[Dataset excerpt]
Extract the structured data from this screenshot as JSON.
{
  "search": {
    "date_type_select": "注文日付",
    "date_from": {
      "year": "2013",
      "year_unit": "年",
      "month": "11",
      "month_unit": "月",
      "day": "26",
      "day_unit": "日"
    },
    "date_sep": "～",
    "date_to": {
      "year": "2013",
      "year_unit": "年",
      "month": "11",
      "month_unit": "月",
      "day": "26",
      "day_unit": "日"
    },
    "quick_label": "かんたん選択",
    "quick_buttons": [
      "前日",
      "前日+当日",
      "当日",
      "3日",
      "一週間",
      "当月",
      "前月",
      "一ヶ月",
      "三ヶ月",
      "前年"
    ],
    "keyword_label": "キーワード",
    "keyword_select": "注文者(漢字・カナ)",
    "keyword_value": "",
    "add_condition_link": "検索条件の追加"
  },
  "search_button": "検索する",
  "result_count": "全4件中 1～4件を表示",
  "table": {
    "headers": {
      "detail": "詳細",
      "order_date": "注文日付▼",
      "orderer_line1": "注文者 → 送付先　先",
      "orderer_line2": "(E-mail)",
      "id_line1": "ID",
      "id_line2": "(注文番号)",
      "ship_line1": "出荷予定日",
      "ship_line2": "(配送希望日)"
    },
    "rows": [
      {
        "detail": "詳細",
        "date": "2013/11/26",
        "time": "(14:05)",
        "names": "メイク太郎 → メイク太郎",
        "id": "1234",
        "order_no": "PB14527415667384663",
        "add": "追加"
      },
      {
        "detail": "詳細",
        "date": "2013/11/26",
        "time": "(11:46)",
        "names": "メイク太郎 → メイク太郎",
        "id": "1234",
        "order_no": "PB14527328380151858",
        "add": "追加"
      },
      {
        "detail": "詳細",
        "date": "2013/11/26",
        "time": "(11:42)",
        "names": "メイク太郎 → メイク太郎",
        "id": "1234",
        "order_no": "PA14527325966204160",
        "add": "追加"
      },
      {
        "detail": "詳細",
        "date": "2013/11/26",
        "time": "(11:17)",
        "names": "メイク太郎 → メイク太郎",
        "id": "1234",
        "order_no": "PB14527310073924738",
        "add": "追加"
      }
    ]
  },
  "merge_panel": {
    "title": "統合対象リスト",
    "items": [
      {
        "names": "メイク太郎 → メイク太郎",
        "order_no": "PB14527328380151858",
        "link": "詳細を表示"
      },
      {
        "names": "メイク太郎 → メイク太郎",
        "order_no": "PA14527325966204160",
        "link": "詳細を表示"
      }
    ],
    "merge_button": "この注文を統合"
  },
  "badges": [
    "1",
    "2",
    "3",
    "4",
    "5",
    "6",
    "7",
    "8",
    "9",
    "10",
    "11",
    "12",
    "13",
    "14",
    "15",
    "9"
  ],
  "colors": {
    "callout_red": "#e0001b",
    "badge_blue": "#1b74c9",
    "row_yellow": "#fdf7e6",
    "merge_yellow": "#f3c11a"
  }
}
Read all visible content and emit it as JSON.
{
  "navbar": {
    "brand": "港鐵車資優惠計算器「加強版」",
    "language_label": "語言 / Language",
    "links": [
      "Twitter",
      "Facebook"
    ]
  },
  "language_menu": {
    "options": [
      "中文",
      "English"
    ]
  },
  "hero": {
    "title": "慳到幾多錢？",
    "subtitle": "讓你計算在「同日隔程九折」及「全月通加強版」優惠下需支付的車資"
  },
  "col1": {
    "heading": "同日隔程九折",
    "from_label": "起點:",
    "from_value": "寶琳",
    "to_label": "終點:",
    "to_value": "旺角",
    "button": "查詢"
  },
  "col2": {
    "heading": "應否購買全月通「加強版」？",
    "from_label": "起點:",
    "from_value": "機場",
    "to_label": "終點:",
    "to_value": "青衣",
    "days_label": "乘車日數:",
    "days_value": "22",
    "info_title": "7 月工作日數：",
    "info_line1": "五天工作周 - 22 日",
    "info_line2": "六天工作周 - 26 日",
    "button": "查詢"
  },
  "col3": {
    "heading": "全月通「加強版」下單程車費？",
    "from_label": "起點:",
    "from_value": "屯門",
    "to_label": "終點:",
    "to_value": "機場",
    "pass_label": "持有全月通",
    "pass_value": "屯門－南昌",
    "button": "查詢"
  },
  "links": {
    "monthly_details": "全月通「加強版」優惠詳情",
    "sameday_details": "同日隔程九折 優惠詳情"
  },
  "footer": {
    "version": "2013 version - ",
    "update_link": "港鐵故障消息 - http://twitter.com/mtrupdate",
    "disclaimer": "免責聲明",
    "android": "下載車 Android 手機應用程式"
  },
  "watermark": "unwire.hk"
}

◆ Instructions for the task
Write the whole listing out again. Keep every line exactly as it is.

◆ Worked solution
Extract the structured data from this screenshot as JSON.
{
  "search": {
    "date_type_select": "注文日付",
    "date_from": {
      "year": "2013",
      "year_unit": "年",
      "month": "11",
      "month_unit": "月",
      "day": "26",
      "day_unit": "日"
    },
    "date_sep": "～",
    "date_to": {
      "year": "2013",
      "year_unit": "年",
      "month": "11",
      "month_unit": "月",
      "day": "26",
      "day_unit": "日"
    },
    "quick_label": "かんたん選択",
    "quick_buttons": [
      "前日",
      "前日+当日",
      "当日",
      "3日",
      "一週間",
      "当月",
      "前月",
      "一ヶ月",
      "三ヶ月",
      "前年"
    ],
    "keyword_label": "キーワード",
    "keyword_select": "注文者(漢字・カナ)",
    "keyword_value": "",
    "add_condition_link": "検索条件の追加"
  },
  "search_button": "検索する",
  "result_count": "全4件中 1～4件を表示",
  "table": {
    "headers": {
      "detail": "詳細",
      "order_date": "注文日付▼",
      "orderer_line1": "注文者 → 送付先　先",
      "orderer_line2": "(E-mail)",
      "id_line1": "ID",
      "id_line2": "(注文番号)",
      "ship_line1": "出荷予定日",
      "ship_line2": "(配送希望日)"
    },
    "rows": [
      {
        "detail": "詳細",
        "date": "2013/11/26",
        "time": "(14:05)",
        "names": "メイク太郎 → メイク太郎",
        "id": "1234",
        "order_no": "PB14527415667384663",
        "add": "追加"
      },
      {
        "detail": "詳細",
        "date": "2013/11/26",
        "time": "(11:46)",
        "names": "メイク太郎 → メイク太郎",
        "id": "1234",
        "order_no": "PB14527328380151858",
        "add": "追加"
      },
      {
        "detail": "詳細",
        "date": "2013/11/26",
        "time": "(11:42)",
        "names": "メイク太郎 → メイク太郎",
        "id": "1234",
        "order_no": "PA14527325966204160",
        "add": "追加"
      },
      {
        "detail": "詳細",
        "date": "2013/11/26",
        "time": "(11:17)",
        "names": "メイク太郎 → メイク太郎",
        "id": "1234",
        "order_no": "PB14527310073924738",
        "add": "追加"
      }
    ]
  },
  "merge_panel": {
    "title": "統合対象リスト",
    "items": [
      {
        "names": "メイク太郎 → メイク太郎",
        "order_no": "PB14527328380151858",
        "link": "詳細を表示"
      },
      {
        "names": "メイク太郎 → メイク太郎",
        "order_no": "PA14527325966204160",
        "link": "詳細を表示"
      }
    ],
    "merge_button": "この注文を統合"
  },
  "badges": [
    "1",
    "2",
    "3",
    "4",
    "5",
    "6",
    "7",
    "8",
    "9",
    "10",
    "11",
    "12",
    "13",
    "14",
    "15",
    "9"
  ],
  "colors": {
    "callout_red": "#e0001b",
    "badge_blue": "#1b74c9",
    "row_yellow": "#fdf7e6",
    "merge_yellow": "#f3c11a"
  }
}
Read all visible content and emit it as JSON.
{
  "navbar": {
    "brand": "港鐵車資優惠計算器「加強版」",
    "language_label": "語言 / Language",
    "links": [
      "Twitter",
      "Facebook"
    ]
  },
  "language_menu": {
    "options": [
      "中文",
      "English"
    ]
  },
  "hero": {
    "title": "慳到幾多錢？",
    "subtitle": "讓你計算在「同日隔程九折」及「全月通加強版」優惠下需支付的車資"
  },
  "col1": {
    "heading": "同日隔程九折",
    "from_label": "起點:",
    "from_value": "寶琳",
    "to_label": "終點:",
    "to_value": "旺角",
    "button": "查詢"
  },
  "col2": {
    "heading": "應否購買全月通「加強版」？",
    "from_label": "起點:",
    "from_value": "機場",
    "to_label": "終點:",
    "to_value": "青衣",
    "days_label": "乘車日數:",
    "days_value": "22",
    "info_title": "7 月工作日數：",
    "info_line1": "五天工作周 - 22 日",
    "info_line2": "六天工作周 - 26 日",
    "button": "查詢"
  },
  "col3": {
    "heading": "全月通「加強版」下單程車費？",
    "from_label": "起點:",
    "from_value": "屯門",
    "to_label": "終點:",
    "to_value": "機場",
    "pass_label": "持有全月通",
    "pass_value": "屯門－南昌",
    "button": "查詢"
  },
  "links": {
    "monthly_details": "全月通「加強版」優惠詳情",
    "sameday_details": "同日隔程九折 優惠詳情"
  },
  "footer": {
    "version": "2013 version - ",
    "update_link": "港鐵故障消息 - http://twitter.com/mtrupdate",
    "disclaimer": "免責聲明",
    "android": "下載車 Android 手機應用程式"
  },
  "watermark": "unwire.hk"
}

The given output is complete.